Goal | Report how many lines below contain the word "efecto". Give only the number.

Excerpted records |
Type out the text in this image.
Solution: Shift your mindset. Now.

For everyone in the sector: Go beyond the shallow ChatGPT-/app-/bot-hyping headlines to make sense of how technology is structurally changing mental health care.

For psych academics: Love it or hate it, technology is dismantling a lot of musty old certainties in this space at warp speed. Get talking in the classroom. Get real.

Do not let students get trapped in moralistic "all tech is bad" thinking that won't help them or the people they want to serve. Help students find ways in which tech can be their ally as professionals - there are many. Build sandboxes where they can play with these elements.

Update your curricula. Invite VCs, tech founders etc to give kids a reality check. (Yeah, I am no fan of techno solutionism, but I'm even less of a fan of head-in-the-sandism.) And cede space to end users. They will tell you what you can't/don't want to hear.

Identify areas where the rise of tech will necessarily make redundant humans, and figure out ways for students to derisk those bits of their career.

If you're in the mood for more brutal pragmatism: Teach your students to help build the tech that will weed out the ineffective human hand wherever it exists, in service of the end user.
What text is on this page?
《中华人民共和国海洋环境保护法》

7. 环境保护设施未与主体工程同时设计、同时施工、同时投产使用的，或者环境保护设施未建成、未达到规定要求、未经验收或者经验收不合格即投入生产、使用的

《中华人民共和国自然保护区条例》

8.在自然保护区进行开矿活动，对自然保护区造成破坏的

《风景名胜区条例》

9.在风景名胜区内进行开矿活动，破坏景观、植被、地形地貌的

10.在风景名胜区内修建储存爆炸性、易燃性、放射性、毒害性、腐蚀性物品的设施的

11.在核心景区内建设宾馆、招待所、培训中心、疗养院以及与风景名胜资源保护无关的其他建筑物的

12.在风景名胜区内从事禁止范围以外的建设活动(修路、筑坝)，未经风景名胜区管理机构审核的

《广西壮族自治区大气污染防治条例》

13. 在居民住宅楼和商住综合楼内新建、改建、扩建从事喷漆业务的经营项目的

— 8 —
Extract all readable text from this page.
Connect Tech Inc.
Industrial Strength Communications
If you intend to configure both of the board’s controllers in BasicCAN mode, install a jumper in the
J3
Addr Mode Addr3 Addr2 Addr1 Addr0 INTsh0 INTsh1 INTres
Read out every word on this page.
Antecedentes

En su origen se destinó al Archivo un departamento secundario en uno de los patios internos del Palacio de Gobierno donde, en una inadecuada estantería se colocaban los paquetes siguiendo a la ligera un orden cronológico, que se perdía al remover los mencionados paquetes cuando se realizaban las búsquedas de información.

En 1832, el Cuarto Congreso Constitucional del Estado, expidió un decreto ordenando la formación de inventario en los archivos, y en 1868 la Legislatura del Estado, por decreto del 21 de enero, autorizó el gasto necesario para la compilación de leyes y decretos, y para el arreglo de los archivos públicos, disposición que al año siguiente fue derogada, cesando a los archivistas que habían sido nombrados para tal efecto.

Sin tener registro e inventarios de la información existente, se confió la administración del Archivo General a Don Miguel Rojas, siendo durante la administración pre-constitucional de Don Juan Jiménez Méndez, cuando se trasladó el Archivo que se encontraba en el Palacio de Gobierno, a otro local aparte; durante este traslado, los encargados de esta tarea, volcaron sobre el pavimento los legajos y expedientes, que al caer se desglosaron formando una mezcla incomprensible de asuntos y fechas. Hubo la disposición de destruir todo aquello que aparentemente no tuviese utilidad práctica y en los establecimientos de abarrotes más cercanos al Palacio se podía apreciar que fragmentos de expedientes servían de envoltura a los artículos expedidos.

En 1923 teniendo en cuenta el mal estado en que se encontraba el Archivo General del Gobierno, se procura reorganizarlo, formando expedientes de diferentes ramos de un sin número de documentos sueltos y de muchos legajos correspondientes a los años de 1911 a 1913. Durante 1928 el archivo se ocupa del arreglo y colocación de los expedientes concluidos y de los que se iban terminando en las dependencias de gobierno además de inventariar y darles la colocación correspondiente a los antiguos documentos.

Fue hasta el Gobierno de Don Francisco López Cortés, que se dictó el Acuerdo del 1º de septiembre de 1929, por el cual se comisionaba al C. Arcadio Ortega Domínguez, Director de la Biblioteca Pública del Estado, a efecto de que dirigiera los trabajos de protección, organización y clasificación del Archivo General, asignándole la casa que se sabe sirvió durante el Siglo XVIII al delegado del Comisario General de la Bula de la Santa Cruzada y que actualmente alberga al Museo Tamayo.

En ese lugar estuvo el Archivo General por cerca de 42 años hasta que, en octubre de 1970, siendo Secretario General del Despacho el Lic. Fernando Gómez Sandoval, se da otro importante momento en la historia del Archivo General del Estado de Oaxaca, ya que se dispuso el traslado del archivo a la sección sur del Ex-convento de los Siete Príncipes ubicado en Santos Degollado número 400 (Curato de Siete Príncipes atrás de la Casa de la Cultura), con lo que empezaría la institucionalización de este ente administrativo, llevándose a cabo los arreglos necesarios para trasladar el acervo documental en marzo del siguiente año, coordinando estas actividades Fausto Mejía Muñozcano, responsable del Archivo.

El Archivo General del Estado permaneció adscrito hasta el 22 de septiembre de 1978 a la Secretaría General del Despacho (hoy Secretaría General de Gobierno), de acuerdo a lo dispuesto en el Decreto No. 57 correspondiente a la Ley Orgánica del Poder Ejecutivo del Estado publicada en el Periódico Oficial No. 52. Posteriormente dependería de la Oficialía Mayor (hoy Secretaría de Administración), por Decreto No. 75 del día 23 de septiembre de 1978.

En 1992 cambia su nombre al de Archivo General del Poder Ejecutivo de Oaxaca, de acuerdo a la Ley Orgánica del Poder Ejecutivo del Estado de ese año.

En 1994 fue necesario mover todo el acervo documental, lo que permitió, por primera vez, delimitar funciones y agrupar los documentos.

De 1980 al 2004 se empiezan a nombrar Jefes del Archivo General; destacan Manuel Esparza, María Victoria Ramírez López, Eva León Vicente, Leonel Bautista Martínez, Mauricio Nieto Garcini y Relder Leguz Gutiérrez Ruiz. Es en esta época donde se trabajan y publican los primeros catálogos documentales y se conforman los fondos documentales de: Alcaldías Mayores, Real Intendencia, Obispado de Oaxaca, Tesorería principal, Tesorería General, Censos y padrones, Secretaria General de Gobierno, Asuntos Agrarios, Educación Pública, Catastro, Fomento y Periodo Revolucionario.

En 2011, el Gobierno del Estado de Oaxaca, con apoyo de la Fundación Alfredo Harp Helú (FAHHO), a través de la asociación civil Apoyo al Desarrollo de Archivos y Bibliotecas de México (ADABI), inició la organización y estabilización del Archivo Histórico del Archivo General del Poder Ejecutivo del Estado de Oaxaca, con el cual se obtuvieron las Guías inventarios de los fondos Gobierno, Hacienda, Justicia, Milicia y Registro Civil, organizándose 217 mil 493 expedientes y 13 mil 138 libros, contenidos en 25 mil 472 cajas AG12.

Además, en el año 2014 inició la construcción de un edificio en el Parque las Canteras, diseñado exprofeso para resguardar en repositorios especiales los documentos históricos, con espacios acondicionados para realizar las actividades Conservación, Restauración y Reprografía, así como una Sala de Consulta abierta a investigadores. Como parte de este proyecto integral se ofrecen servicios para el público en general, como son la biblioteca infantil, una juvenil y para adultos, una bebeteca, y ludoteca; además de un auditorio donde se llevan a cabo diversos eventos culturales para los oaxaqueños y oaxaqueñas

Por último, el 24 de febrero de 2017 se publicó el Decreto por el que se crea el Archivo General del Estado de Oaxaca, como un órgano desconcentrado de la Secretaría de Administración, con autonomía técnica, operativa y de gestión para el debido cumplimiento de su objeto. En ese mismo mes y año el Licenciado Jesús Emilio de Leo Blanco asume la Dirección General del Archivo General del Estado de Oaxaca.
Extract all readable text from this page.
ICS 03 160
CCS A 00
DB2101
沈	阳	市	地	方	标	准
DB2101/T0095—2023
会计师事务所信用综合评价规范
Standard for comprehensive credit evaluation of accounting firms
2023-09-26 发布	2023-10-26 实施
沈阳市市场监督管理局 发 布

Complete response | 2